Filter the entries that follow, copying every line in which the word "класс" appears.

▶ **RECORDS FOR THE EXERCISE**:
§

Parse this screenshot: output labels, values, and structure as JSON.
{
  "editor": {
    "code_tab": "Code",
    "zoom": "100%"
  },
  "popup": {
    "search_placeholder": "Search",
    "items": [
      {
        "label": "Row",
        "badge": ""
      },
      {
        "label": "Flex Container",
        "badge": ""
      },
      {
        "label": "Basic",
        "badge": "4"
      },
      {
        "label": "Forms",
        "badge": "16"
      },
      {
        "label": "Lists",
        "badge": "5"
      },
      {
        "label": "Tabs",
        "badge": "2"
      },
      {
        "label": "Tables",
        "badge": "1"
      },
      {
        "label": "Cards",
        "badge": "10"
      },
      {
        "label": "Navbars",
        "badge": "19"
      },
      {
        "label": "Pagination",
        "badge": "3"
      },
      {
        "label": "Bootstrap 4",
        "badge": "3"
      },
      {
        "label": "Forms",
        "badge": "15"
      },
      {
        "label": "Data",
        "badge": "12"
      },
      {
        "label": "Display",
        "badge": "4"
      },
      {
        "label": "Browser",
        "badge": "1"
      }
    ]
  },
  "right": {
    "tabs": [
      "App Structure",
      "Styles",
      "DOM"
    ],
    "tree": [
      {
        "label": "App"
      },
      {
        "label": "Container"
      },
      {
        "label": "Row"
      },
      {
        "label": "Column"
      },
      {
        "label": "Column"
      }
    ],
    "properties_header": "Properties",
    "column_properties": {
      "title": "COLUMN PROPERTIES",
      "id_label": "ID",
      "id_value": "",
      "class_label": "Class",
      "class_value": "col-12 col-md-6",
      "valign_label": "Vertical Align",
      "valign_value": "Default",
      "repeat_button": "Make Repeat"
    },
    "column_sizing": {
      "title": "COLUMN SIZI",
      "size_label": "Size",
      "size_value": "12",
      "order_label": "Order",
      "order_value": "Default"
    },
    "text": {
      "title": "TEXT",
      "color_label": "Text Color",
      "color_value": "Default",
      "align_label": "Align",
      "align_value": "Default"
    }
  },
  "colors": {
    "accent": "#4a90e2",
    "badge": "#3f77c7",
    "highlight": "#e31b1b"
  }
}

§

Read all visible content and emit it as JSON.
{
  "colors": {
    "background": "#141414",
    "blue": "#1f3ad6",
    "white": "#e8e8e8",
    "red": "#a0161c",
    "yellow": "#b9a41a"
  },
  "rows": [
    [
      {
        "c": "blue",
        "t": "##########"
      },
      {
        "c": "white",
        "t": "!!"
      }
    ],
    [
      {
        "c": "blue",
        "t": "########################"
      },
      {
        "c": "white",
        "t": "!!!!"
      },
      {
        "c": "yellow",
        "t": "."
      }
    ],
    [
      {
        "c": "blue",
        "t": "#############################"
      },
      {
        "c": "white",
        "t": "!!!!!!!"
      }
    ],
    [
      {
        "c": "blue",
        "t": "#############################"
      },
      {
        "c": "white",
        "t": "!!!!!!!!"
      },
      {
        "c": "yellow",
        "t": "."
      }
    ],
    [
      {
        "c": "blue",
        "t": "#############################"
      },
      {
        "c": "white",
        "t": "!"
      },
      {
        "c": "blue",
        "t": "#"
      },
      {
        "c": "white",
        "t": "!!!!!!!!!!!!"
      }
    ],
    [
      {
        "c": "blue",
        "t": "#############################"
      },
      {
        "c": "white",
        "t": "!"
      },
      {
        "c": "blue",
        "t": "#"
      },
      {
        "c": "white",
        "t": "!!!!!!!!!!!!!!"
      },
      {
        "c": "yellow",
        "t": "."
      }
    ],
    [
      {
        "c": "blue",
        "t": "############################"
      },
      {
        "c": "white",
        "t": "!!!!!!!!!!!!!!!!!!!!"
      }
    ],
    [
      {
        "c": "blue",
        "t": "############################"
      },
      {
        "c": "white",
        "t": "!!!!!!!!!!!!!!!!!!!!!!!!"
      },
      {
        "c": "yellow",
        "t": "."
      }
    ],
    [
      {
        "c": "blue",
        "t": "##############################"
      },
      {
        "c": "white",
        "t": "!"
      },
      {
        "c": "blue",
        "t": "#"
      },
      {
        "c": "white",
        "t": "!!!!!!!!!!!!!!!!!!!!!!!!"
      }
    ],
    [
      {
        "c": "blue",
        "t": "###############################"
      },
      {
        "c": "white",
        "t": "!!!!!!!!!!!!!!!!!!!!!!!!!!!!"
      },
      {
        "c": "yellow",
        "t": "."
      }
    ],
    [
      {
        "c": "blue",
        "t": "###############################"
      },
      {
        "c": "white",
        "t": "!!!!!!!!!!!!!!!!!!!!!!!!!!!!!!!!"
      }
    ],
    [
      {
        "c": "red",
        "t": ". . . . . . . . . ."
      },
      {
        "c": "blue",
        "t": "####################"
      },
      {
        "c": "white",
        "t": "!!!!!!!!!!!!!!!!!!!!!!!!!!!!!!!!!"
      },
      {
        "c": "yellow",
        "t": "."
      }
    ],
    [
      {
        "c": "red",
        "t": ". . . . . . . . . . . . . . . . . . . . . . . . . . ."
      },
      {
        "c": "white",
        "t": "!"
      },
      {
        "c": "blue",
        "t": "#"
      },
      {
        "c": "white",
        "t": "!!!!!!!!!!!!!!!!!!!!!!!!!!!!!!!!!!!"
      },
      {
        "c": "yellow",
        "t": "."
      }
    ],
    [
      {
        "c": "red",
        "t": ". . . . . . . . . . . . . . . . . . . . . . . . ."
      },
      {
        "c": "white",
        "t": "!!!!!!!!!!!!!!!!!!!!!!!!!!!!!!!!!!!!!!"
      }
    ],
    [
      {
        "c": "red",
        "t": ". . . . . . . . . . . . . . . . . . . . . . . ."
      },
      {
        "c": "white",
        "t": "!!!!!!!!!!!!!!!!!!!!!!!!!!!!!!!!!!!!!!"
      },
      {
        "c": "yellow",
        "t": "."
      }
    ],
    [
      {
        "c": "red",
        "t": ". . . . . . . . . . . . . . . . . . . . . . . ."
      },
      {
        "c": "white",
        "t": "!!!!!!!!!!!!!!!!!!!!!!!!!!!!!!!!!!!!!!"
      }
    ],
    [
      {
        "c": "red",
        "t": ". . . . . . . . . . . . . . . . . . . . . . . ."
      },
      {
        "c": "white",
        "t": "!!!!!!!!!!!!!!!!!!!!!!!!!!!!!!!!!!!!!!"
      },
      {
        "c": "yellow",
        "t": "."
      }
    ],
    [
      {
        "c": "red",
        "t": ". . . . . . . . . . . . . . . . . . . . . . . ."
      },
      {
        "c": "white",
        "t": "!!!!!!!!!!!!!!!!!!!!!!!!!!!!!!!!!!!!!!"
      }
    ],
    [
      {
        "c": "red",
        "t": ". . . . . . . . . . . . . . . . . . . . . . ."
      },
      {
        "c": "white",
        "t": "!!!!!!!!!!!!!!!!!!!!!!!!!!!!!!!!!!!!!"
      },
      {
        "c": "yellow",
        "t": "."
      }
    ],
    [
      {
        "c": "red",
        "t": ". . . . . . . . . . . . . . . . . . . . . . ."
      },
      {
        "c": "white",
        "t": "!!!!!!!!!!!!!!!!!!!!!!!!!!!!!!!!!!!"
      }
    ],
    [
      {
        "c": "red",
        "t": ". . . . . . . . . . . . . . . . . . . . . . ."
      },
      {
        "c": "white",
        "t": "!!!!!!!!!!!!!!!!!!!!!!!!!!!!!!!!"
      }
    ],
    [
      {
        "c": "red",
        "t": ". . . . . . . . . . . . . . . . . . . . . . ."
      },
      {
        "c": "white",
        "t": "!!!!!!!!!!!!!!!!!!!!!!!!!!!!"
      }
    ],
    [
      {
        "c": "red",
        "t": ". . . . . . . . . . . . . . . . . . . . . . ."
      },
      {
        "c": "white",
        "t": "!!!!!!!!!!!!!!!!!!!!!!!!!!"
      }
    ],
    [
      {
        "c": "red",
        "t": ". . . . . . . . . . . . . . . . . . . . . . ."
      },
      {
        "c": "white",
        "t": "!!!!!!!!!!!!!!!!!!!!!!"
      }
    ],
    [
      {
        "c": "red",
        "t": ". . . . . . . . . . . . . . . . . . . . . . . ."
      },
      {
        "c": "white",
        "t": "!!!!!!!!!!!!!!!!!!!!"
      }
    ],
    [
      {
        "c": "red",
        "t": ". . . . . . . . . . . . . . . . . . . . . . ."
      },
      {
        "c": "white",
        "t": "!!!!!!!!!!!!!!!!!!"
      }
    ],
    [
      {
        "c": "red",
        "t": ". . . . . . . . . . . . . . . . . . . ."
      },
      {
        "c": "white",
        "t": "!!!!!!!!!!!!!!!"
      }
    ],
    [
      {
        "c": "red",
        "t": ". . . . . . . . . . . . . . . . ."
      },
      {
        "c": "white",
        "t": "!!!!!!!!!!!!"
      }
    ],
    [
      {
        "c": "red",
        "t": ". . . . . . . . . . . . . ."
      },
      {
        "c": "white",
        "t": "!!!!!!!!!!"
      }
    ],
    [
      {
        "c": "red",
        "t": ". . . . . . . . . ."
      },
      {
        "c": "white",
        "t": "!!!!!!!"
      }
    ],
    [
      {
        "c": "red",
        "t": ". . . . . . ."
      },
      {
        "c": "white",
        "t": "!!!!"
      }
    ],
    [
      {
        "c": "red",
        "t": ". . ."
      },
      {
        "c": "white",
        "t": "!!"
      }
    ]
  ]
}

§

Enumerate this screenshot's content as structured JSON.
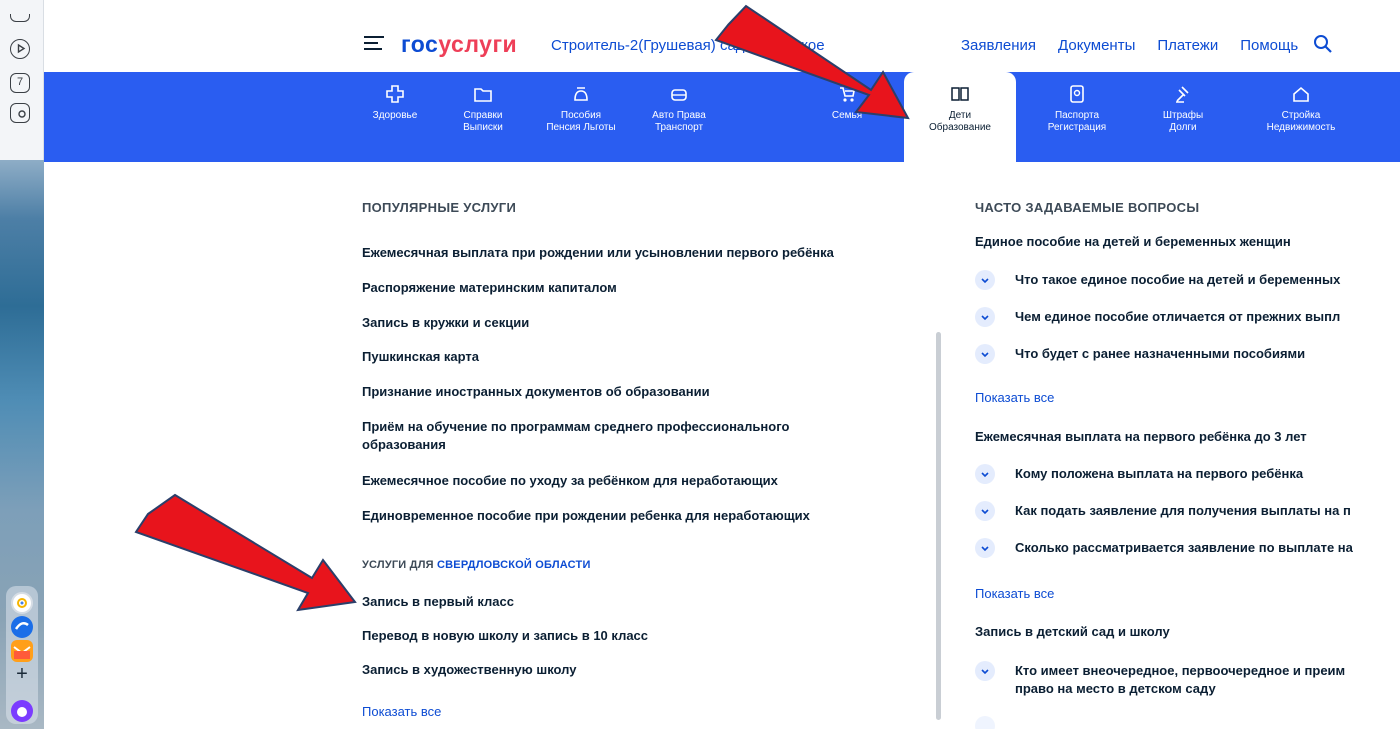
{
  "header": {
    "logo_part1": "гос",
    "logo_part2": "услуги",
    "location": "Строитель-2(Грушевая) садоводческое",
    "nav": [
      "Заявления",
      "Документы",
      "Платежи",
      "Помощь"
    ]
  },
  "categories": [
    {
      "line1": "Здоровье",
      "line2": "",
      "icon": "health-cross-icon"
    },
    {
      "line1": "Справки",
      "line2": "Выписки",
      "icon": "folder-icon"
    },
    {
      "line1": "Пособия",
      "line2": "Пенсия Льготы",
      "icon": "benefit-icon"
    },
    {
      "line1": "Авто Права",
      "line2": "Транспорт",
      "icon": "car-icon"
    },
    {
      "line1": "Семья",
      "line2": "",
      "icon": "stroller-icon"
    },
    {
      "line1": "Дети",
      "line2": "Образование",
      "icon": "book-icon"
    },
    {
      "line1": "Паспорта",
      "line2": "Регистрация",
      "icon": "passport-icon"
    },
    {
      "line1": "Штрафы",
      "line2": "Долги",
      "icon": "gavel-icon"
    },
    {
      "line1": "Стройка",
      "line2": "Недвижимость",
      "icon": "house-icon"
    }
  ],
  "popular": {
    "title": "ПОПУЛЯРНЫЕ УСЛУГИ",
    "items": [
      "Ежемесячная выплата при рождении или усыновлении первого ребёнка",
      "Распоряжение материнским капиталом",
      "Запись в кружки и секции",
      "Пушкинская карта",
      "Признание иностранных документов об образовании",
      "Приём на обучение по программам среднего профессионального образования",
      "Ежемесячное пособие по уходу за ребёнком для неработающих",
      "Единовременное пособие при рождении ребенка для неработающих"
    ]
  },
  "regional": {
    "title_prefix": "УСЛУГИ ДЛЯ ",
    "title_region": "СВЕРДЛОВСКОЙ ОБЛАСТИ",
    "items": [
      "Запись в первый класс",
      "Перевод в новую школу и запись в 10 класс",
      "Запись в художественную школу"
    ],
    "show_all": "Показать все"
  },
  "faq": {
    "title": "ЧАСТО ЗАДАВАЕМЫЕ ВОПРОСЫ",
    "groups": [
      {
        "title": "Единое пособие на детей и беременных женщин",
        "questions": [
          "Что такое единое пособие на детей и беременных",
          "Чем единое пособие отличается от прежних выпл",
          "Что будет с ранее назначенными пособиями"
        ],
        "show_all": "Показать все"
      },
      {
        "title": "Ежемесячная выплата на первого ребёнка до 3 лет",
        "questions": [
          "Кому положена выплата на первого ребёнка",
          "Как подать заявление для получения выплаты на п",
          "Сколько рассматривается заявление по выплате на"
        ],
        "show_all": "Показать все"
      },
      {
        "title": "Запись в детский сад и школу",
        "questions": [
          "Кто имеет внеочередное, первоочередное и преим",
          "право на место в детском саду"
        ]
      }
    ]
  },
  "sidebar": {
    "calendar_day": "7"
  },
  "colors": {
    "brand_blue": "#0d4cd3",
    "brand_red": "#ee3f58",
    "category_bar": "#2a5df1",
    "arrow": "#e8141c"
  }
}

§

▶ **EXERCISE SOLUTION**:
      "Запись в первый класс",
      "Перевод в новую школу и запись в 10 класс",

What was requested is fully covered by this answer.